Given exercise -
Leave the pictures out and print every record below exactly as it stands.
BEGIN Materials provided
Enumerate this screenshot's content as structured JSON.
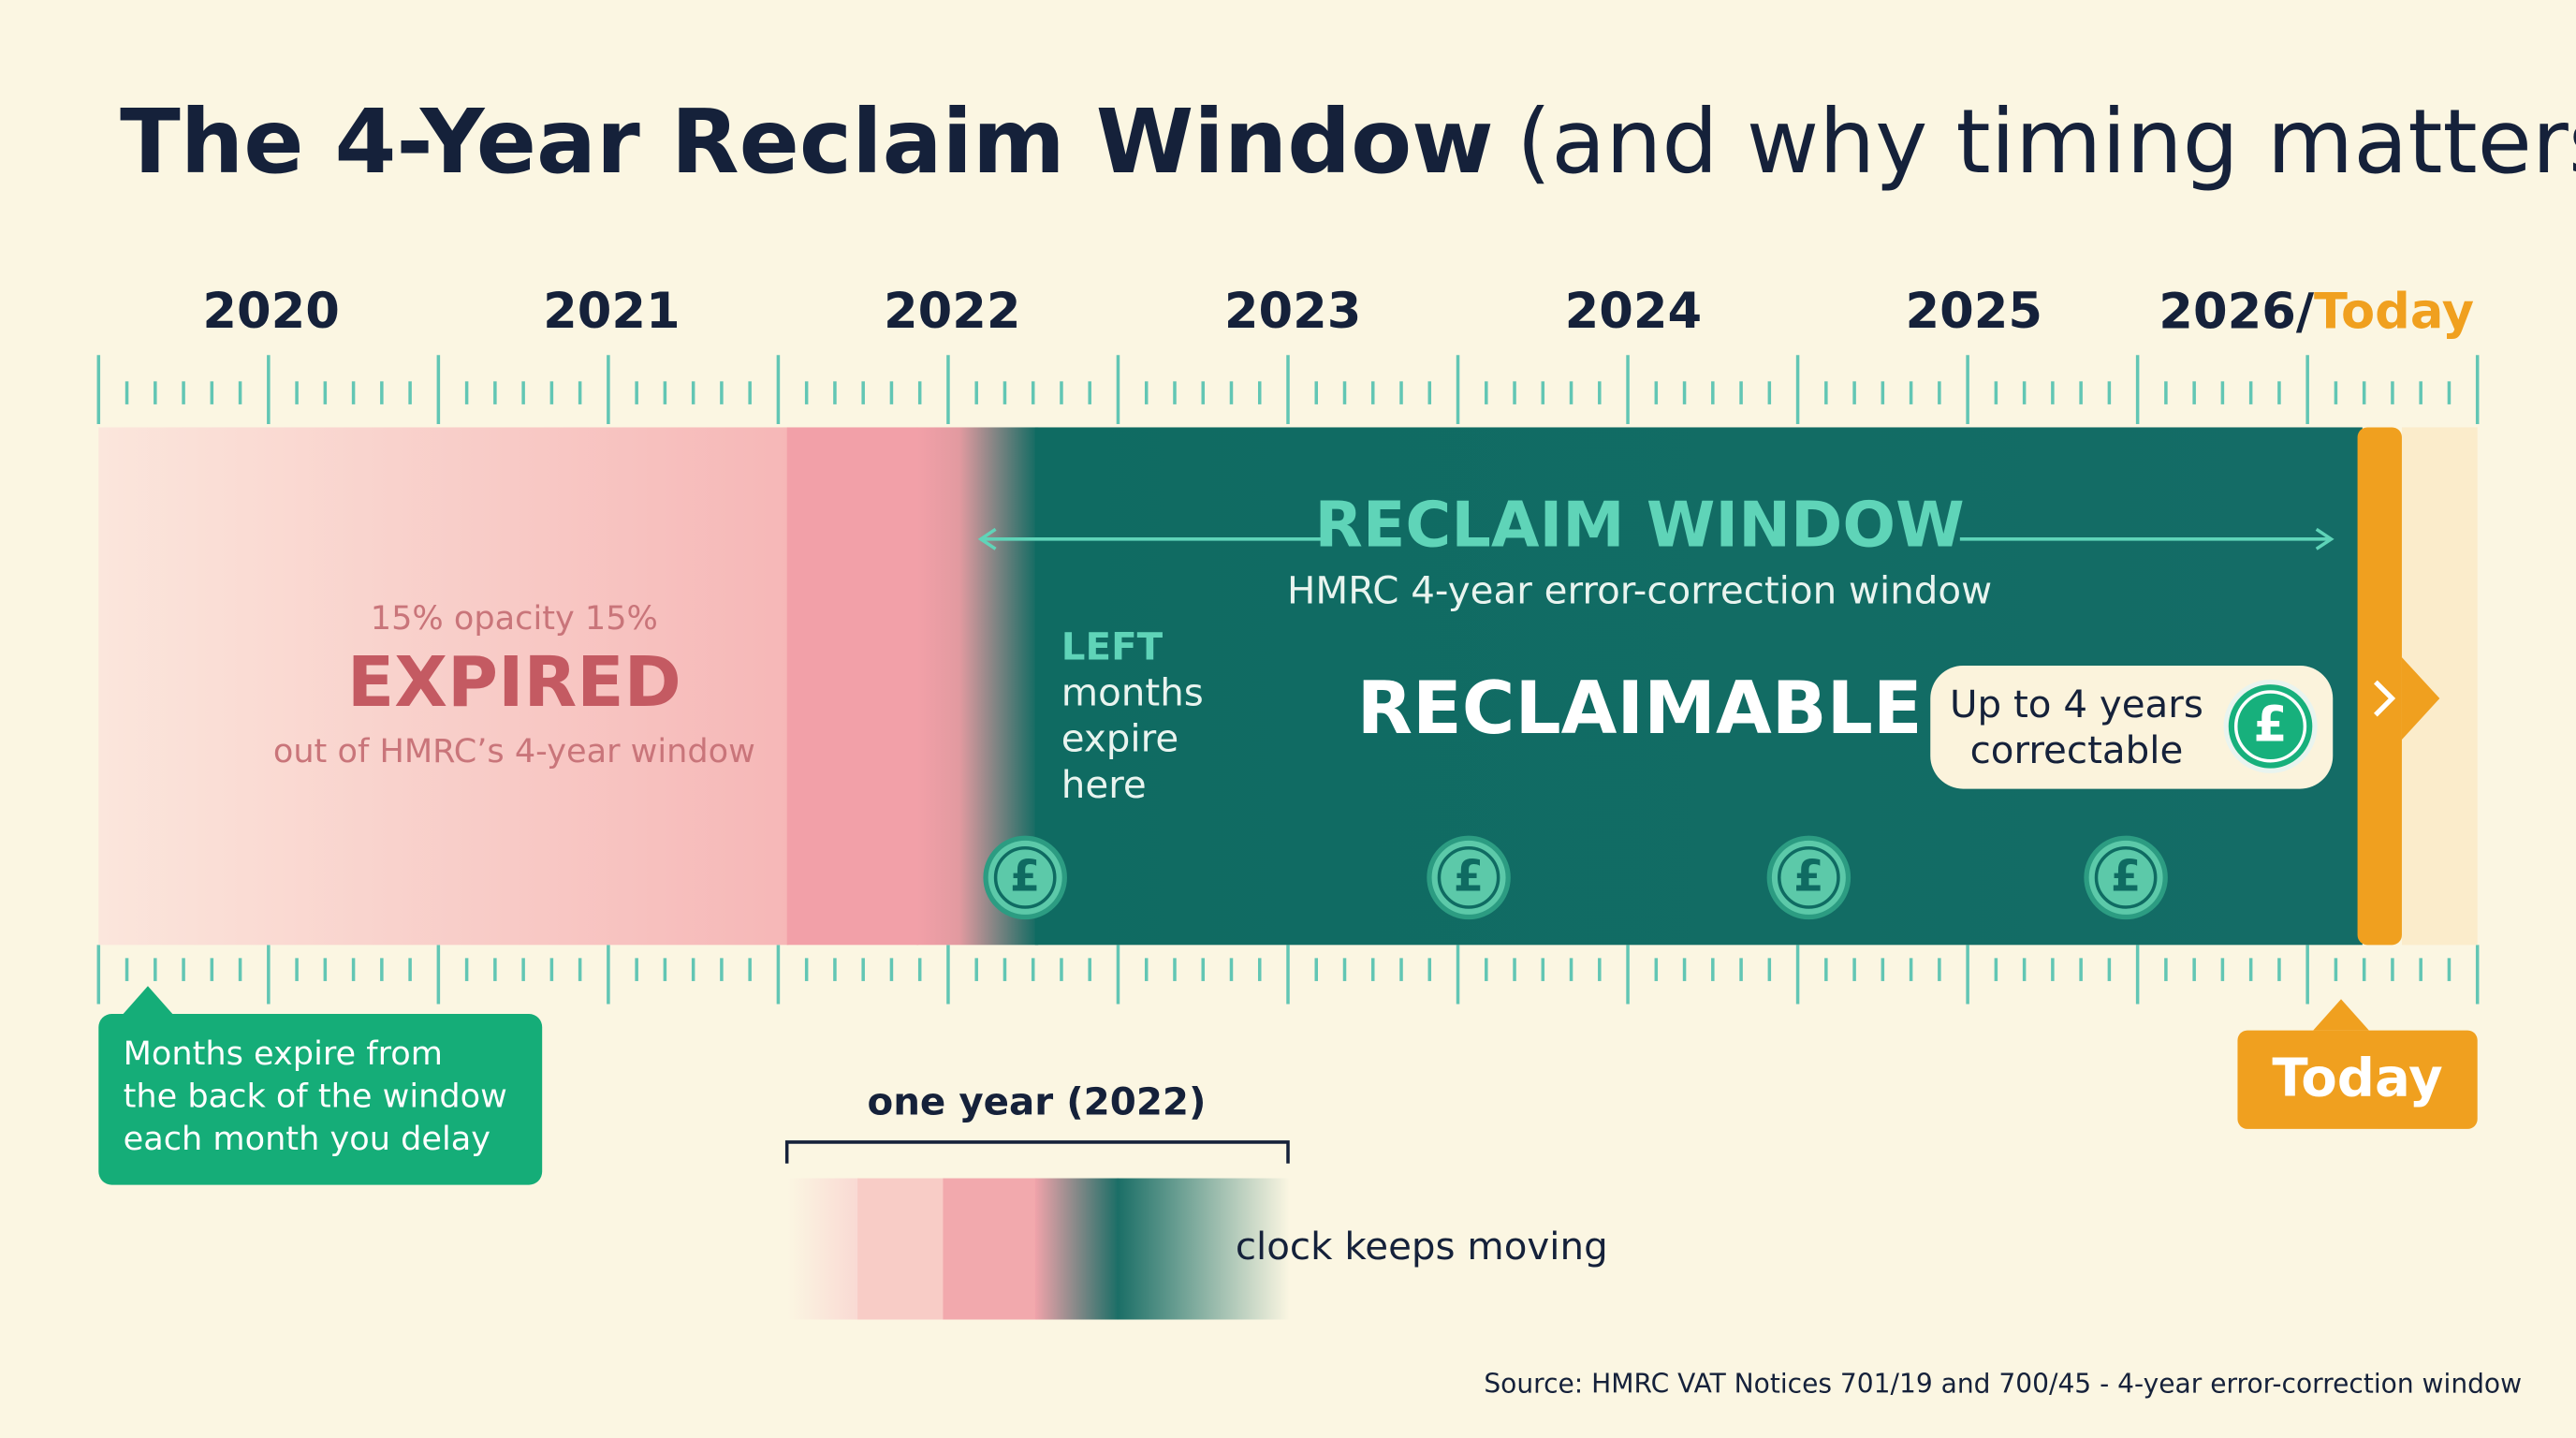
{
  "header": {
    "title_bold": "The 4-Year Reclaim Window",
    "title_rest": "(and why timing matters)"
  },
  "timeline": {
    "years": [
      "2020",
      "2021",
      "2022",
      "2023",
      "2024",
      "2025",
      "2026/"
    ],
    "today_suffix": "Today"
  },
  "expired": {
    "note": "15% opacity 15%",
    "label": "EXPIRED",
    "caption": "out of HMRC’s 4-year window"
  },
  "reclaim": {
    "title": "RECLAIM WINDOW",
    "subtitle": "HMRC 4-year error-correction window",
    "left_lines": [
      "LEFT",
      "months",
      "expire",
      "here"
    ],
    "label": "RECLAIMABLE",
    "badge_lines": [
      "Up to 4 years",
      "correctable"
    ],
    "currency_symbol": "£"
  },
  "callout": {
    "lines": [
      "Months expire from",
      "the back of the window",
      "each month you delay"
    ]
  },
  "today_badge": "Today",
  "legend": {
    "bracket_label": "one year (2022)",
    "caption": "clock keeps moving"
  },
  "footer": {
    "source": "Source: HMRC VAT Notices 701/19 and 700/45 - 4-year error-correction window"
  }
}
END Materials provided
Solution for this task -
Enumerate this screenshot's content as structured JSON.
{
  "header": {
    "title_bold": "The 4-Year Reclaim Window",
    "title_rest": "(and why timing matters)"
  },
  "timeline": {
    "years": [
      "2020",
      "2021",
      "2022",
      "2023",
      "2024",
      "2025",
      "2026/"
    ],
    "today_suffix": "Today"
  },
  "expired": {
    "note": "15% opacity 15%",
    "label": "EXPIRED",
    "caption": "out of HMRC’s 4-year window"
  },
  "reclaim": {
    "title": "RECLAIM WINDOW",
    "subtitle": "HMRC 4-year error-correction window",
    "left_lines": [
      "LEFT",
      "months",
      "expire",
      "here"
    ],
    "label": "RECLAIMABLE",
    "badge_lines": [
      "Up to 4 years",
      "correctable"
    ],
    "currency_symbol": "£"
  },
  "callout": {
    "lines": [
      "Months expire from",
      "the back of the window",
      "each month you delay"
    ]
  },
  "today_badge": "Today",
  "legend": {
    "bracket_label": "one year (2022)",
    "caption": "clock keeps moving"
  },
  "footer": {
    "source": "Source: HMRC VAT Notices 701/19 and 700/45 - 4-year error-correction window"
  }
}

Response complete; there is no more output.